● PROBLEM TO WORK ON: Draw out every line with the word "документа" from the listing below.
========================
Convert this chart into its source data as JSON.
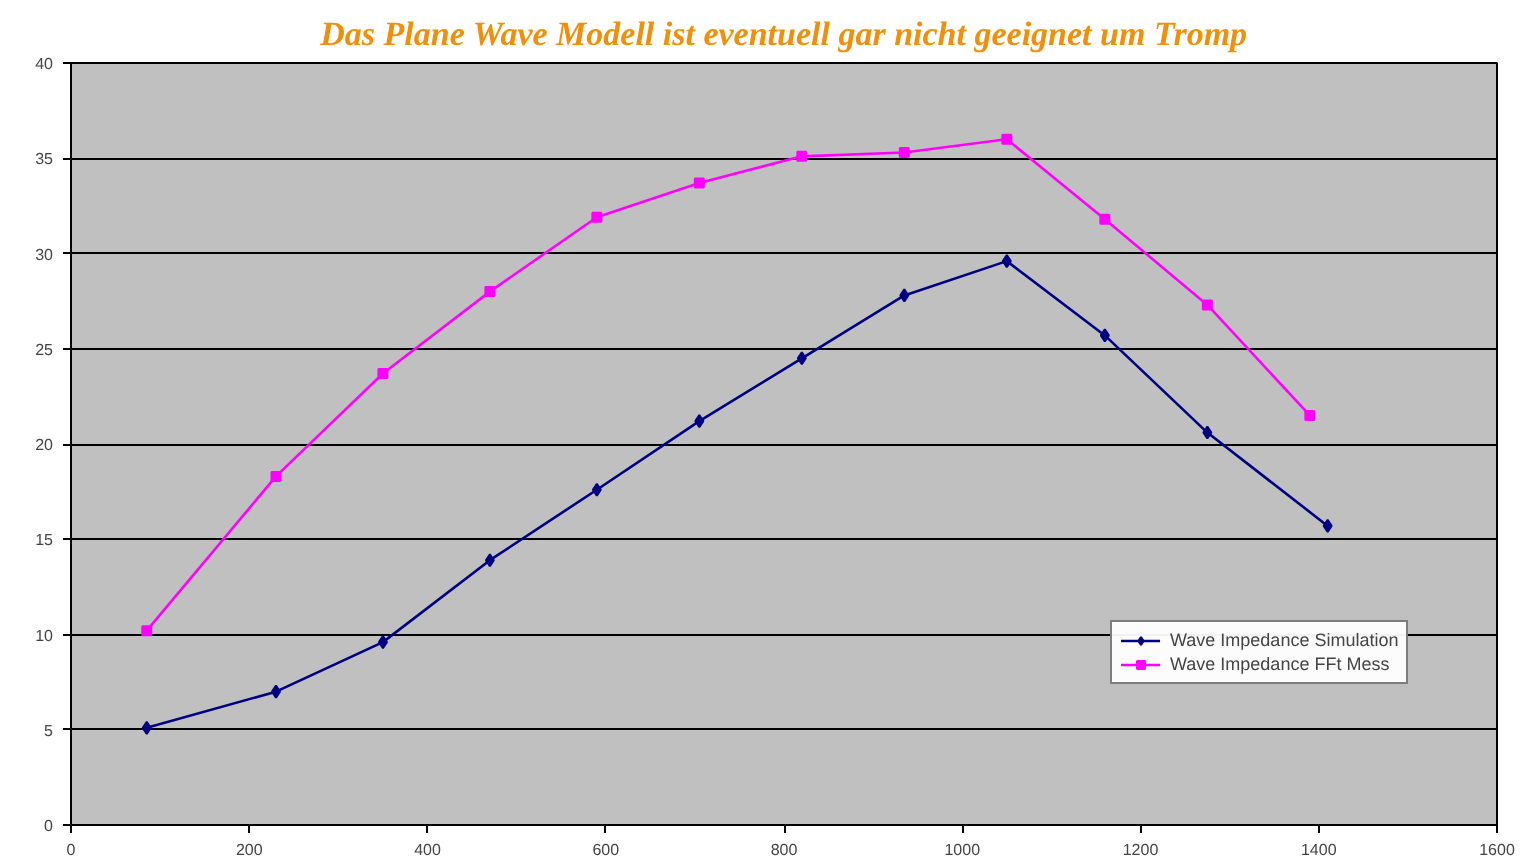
{
  "chart_data": {
    "type": "line",
    "title": "Das Plane Wave Modell ist eventuell gar nicht geeignet um Tromp",
    "x": [
      85,
      230,
      350,
      470,
      590,
      705,
      820,
      935,
      1050,
      1160,
      1275,
      1410
    ],
    "series": [
      {
        "name": "Wave Impedance Simulation",
        "color": "#000080",
        "marker": "diamond",
        "values": [
          5.1,
          7.0,
          9.6,
          13.9,
          17.6,
          21.2,
          24.5,
          27.8,
          29.6,
          25.7,
          20.6,
          15.7
        ]
      },
      {
        "name": "Wave Impedance FFt Mess",
        "color": "#ff00ff",
        "marker": "square",
        "x": [
          85,
          230,
          350,
          470,
          590,
          705,
          820,
          935,
          1050,
          1160,
          1275,
          1390
        ],
        "values": [
          10.2,
          18.3,
          23.7,
          28.0,
          31.9,
          33.7,
          35.1,
          35.3,
          36.0,
          31.8,
          27.3,
          21.5
        ]
      }
    ],
    "xlim": [
      0,
      1600
    ],
    "xticks": [
      0,
      200,
      400,
      600,
      800,
      1000,
      1200,
      1400,
      1600
    ],
    "ylim": [
      0,
      40
    ],
    "yticks": [
      0,
      5,
      10,
      15,
      20,
      25,
      30,
      35,
      40
    ],
    "grid": "y",
    "legend": "right",
    "line_style": "solid"
  }
}
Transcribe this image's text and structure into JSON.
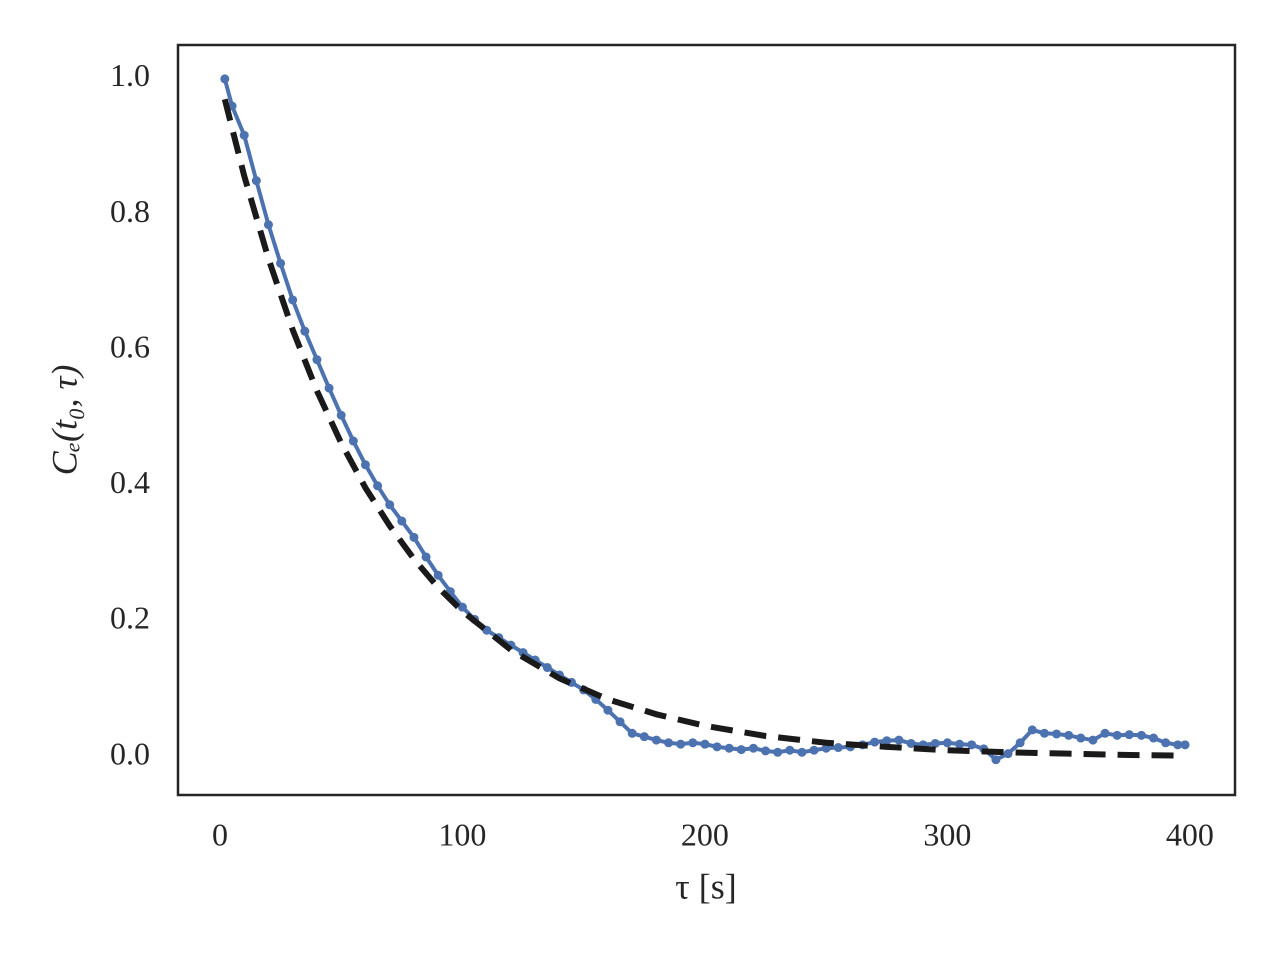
{
  "chart_data": {
    "type": "line",
    "xlabel": "τ [s]",
    "ylabel": "Cₑ(t₀, τ)",
    "xlim": [
      -17.3,
      418.6
    ],
    "ylim": [
      -0.056,
      1.05
    ],
    "xticks": [
      0,
      100,
      200,
      300,
      400
    ],
    "yticks": [
      {
        "value": 0,
        "label": "0.0"
      },
      0.2,
      0.4,
      0.6,
      0.8,
      {
        "value": 1,
        "label": "1.0"
      }
    ],
    "grid": false,
    "series": [
      {
        "color": "#4c72b0",
        "style": "solid-markers",
        "x": [
          2,
          5,
          10,
          15,
          20,
          25,
          30,
          35,
          40,
          45,
          50,
          55,
          60,
          65,
          70,
          75,
          80,
          85,
          90,
          95,
          100,
          105,
          110,
          115,
          120,
          125,
          130,
          135,
          140,
          145,
          150,
          155,
          160,
          165,
          170,
          175,
          180,
          185,
          190,
          195,
          200,
          205,
          210,
          215,
          220,
          225,
          230,
          235,
          240,
          245,
          250,
          255,
          260,
          265,
          270,
          275,
          280,
          285,
          290,
          295,
          300,
          305,
          310,
          315,
          320,
          325,
          330,
          335,
          340,
          345,
          350,
          355,
          360,
          365,
          370,
          375,
          380,
          385,
          390,
          395,
          398
        ],
        "values": [
          1.0,
          0.96,
          0.917,
          0.85,
          0.785,
          0.728,
          0.674,
          0.628,
          0.586,
          0.544,
          0.504,
          0.466,
          0.431,
          0.4,
          0.372,
          0.348,
          0.324,
          0.295,
          0.268,
          0.244,
          0.221,
          0.203,
          0.187,
          0.176,
          0.165,
          0.154,
          0.143,
          0.132,
          0.121,
          0.11,
          0.099,
          0.085,
          0.069,
          0.052,
          0.035,
          0.03,
          0.025,
          0.021,
          0.019,
          0.021,
          0.019,
          0.015,
          0.013,
          0.011,
          0.013,
          0.009,
          0.007,
          0.01,
          0.007,
          0.01,
          0.013,
          0.014,
          0.015,
          0.018,
          0.022,
          0.024,
          0.025,
          0.02,
          0.018,
          0.02,
          0.021,
          0.019,
          0.018,
          0.012,
          -0.004,
          0.005,
          0.021,
          0.04,
          0.035,
          0.034,
          0.032,
          0.028,
          0.025,
          0.035,
          0.032,
          0.033,
          0.032,
          0.028,
          0.021,
          0.018,
          0.018
        ]
      },
      {
        "color": "#1a1a1a",
        "style": "dashed",
        "x": [
          2,
          10,
          20,
          30,
          40,
          50,
          60,
          70,
          80,
          90,
          100,
          120,
          140,
          160,
          180,
          200,
          225,
          250,
          275,
          300,
          325,
          350,
          375,
          398
        ],
        "values": [
          0.97,
          0.857,
          0.735,
          0.63,
          0.54,
          0.463,
          0.397,
          0.341,
          0.292,
          0.25,
          0.215,
          0.158,
          0.116,
          0.085,
          0.063,
          0.046,
          0.031,
          0.021,
          0.015,
          0.01,
          0.007,
          0.005,
          0.003,
          0.002
        ]
      }
    ]
  }
}
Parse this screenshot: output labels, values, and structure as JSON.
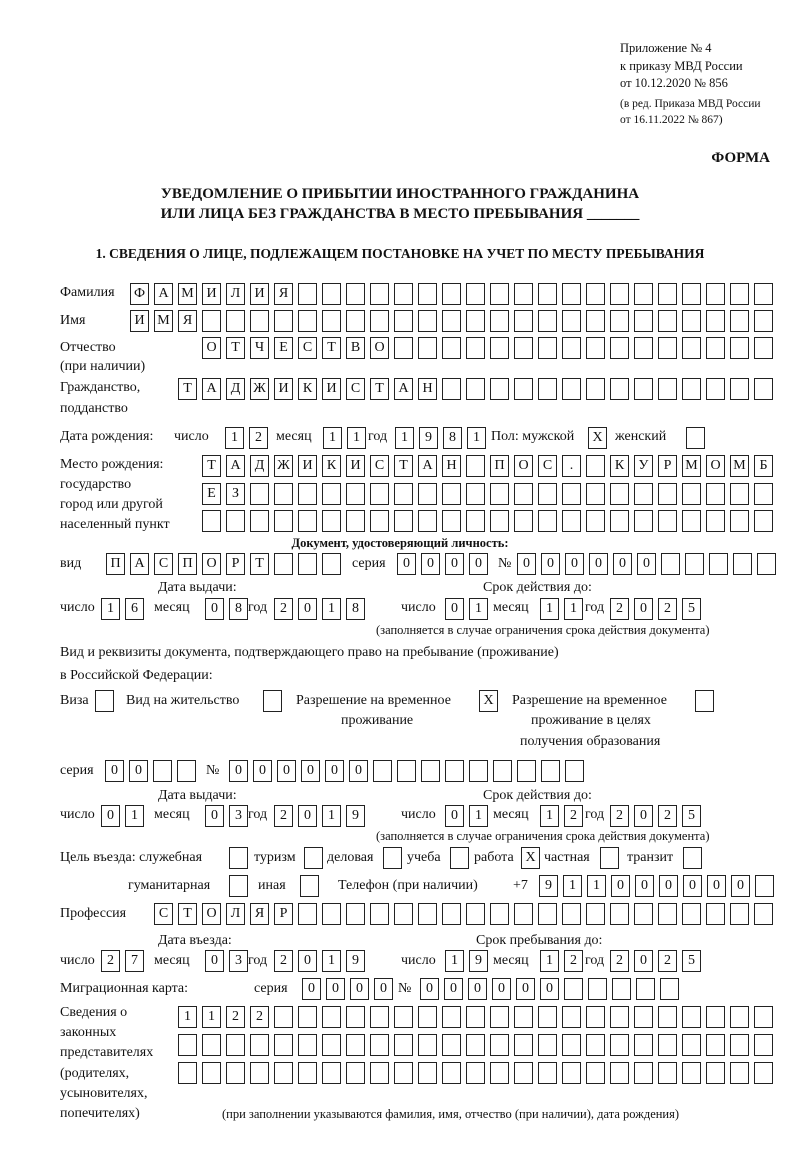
{
  "header": {
    "line1": "Приложение № 4",
    "line2": "к приказу МВД России",
    "line3": "от 10.12.2020 № 856",
    "line4": "(в ред. Приказа МВД России",
    "line5": "от 16.11.2022 № 867)",
    "forma": "ФОРМА",
    "title1": "УВЕДОМЛЕНИЕ О ПРИБЫТИИ ИНОСТРАННОГО ГРАЖДАНИНА",
    "title2": "ИЛИ ЛИЦА БЕЗ ГРАЖДАНСТВА В МЕСТО ПРЕБЫВАНИЯ _______",
    "section1": "1. СВЕДЕНИЯ О ЛИЦЕ, ПОДЛЕЖАЩЕМ ПОСТАНОВКЕ НА УЧЕТ ПО МЕСТУ ПРЕБЫВАНИЯ"
  },
  "labels": {
    "surname": "Фамилия",
    "name": "Имя",
    "patronymic1": "Отчество",
    "patronymic2": "(при наличии)",
    "citizenship1": "Гражданство,",
    "citizenship2": "подданство",
    "dob": "Дата рождения:",
    "day": "число",
    "month": "месяц",
    "year": "год",
    "sex": "Пол: мужской",
    "female": "женский",
    "pob1": "Место рождения:",
    "pob2": "государство",
    "pob3": "город или другой",
    "pob4": "населенный пункт",
    "id_doc": "Документ, удостоверяющий личность:",
    "kind": "вид",
    "series": "серия",
    "number": "№",
    "issue_date": "Дата выдачи:",
    "valid_until": "Срок действия до:",
    "valid_note": "(заполняется в случае ограничения срока действия документа)",
    "right_doc1": "Вид и реквизиты документа, подтверждающего право на пребывание (проживание)",
    "right_doc2": "в Российской Федерации:",
    "visa": "Виза",
    "residence": "Вид на жительство",
    "rvp1": "Разрешение на временное",
    "rvp2": "проживание",
    "rvp_edu1": "Разрешение на временное",
    "rvp_edu2": "проживание в целях",
    "rvp_edu3": "получения образования",
    "purpose": "Цель въезда: служебная",
    "tourism": "туризм",
    "business": "деловая",
    "study": "учеба",
    "work": "работа",
    "private": "частная",
    "transit": "транзит",
    "humanitarian": "гуманитарная",
    "other": "иная",
    "phone": "Телефон (при наличии)",
    "phone_prefix": "+7",
    "profession": "Профессия",
    "entry_date": "Дата въезда:",
    "stay_until": "Срок пребывания до:",
    "migration_card": "Миграционная карта:",
    "reps1": "Сведения о",
    "reps2": "законных",
    "reps3": "представителях",
    "reps4": "(родителях,",
    "reps5": "усыновителях,",
    "reps6": "попечителях)",
    "reps_note": "(при заполнении указываются фамилия, имя, отчество (при наличии), дата рождения)"
  },
  "fields": {
    "surname": "ФАМИЛИЯ",
    "name": "ИМЯ",
    "patronymic": "ОТЧЕСТВО",
    "citizenship": "ТАДЖИКИСТАН",
    "dob_day": "12",
    "dob_month": "11",
    "dob_year": "1981",
    "male": "X",
    "female": "",
    "pob_row1": "ТАДЖИКИСТАН ПОС. КУРМОМБ",
    "pob_row2": "ЕЗ",
    "pob_row3": "",
    "id_kind": "ПАСПОРТ",
    "id_series": "0000",
    "id_number": "000000",
    "id_issue_day": "16",
    "id_issue_month": "08",
    "id_issue_year": "2018",
    "id_valid_day": "01",
    "id_valid_month": "11",
    "id_valid_year": "2025",
    "visa": "",
    "residence": "",
    "rvp": "X",
    "rvp_edu": "",
    "rd_series": "00",
    "rd_number": "000000",
    "rd_issue_day": "01",
    "rd_issue_month": "03",
    "rd_issue_year": "2019",
    "rd_valid_day": "01",
    "rd_valid_month": "12",
    "rd_valid_year": "2025",
    "p_official": "",
    "p_tourism": "",
    "p_business": "",
    "p_study": "",
    "p_work": "X",
    "p_private": "",
    "p_transit": "",
    "p_humanitarian": "",
    "p_other": "",
    "phone": "911000000",
    "profession": "СТОЛЯР",
    "entry_day": "27",
    "entry_month": "03",
    "entry_year": "2019",
    "stay_day": "19",
    "stay_month": "12",
    "stay_year": "2025",
    "mc_series": "0000",
    "mc_number": "000000",
    "reps_row1": "1122",
    "reps_row2": "",
    "reps_row3": ""
  }
}
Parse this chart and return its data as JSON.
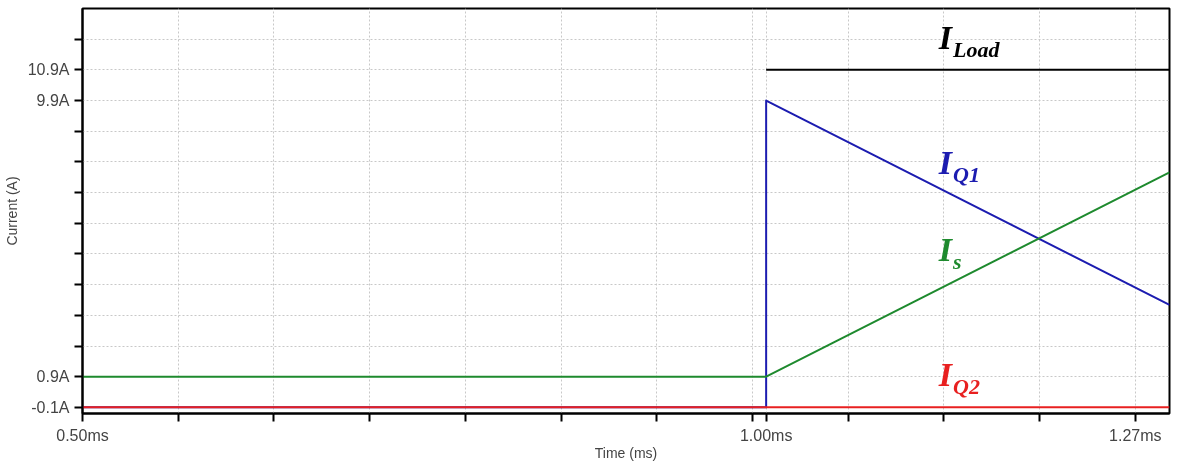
{
  "chart_data": {
    "type": "line",
    "xlabel": "Time (ms)",
    "ylabel": "Current (A)",
    "xlim": [
      0.5,
      1.295
    ],
    "ylim": [
      -0.3,
      12.9
    ],
    "xticks": [
      {
        "value": 0.5,
        "label": "0.50ms"
      },
      {
        "value": 0.57,
        "label": null
      },
      {
        "value": 0.64,
        "label": null
      },
      {
        "value": 0.71,
        "label": null
      },
      {
        "value": 0.78,
        "label": null
      },
      {
        "value": 0.85,
        "label": null
      },
      {
        "value": 0.92,
        "label": null
      },
      {
        "value": 0.99,
        "label": null
      },
      {
        "value": 1.0,
        "label": "1.00ms"
      },
      {
        "value": 1.06,
        "label": null
      },
      {
        "value": 1.13,
        "label": null
      },
      {
        "value": 1.2,
        "label": null
      },
      {
        "value": 1.27,
        "label": "1.27ms"
      }
    ],
    "yticks": [
      {
        "value": -0.1,
        "label": "-0.1A"
      },
      {
        "value": 0.9,
        "label": "0.9A"
      },
      {
        "value": 1.9,
        "label": null
      },
      {
        "value": 2.9,
        "label": null
      },
      {
        "value": 3.9,
        "label": null
      },
      {
        "value": 4.9,
        "label": null
      },
      {
        "value": 5.9,
        "label": null
      },
      {
        "value": 6.9,
        "label": null
      },
      {
        "value": 7.9,
        "label": null
      },
      {
        "value": 8.9,
        "label": null
      },
      {
        "value": 9.9,
        "label": "9.9A"
      },
      {
        "value": 10.9,
        "label": "10.9A"
      },
      {
        "value": 11.9,
        "label": null
      }
    ],
    "grid": true,
    "legend": false,
    "line_style": "solid",
    "marker": "none",
    "series": [
      {
        "name": "I$_{Load}$",
        "color": "#000000",
        "x": [
          1.0,
          1.295
        ],
        "values": [
          10.9,
          10.9
        ]
      },
      {
        "name": "I$_{Q1}$",
        "color": "#1c1cb0",
        "x": [
          0.5,
          1.0,
          1.0,
          1.295
        ],
        "values": [
          -0.1,
          -0.1,
          9.9,
          3.24
        ]
      },
      {
        "name": "I$_{s}$",
        "color": "#1e8a2e",
        "x": [
          0.5,
          1.0,
          1.295
        ],
        "values": [
          0.9,
          0.9,
          7.56
        ]
      },
      {
        "name": "I$_{Q2}$",
        "color": "#e82020",
        "x": [
          0.5,
          1.295
        ],
        "values": [
          -0.1,
          -0.1
        ]
      }
    ]
  }
}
========================
● REPLY:
    "valid_note": "(заполняется в случае ограничения срока действия документа)",
    "right_doc1": "Вид и реквизиты документа, подтверждающего право на пребывание (проживание)",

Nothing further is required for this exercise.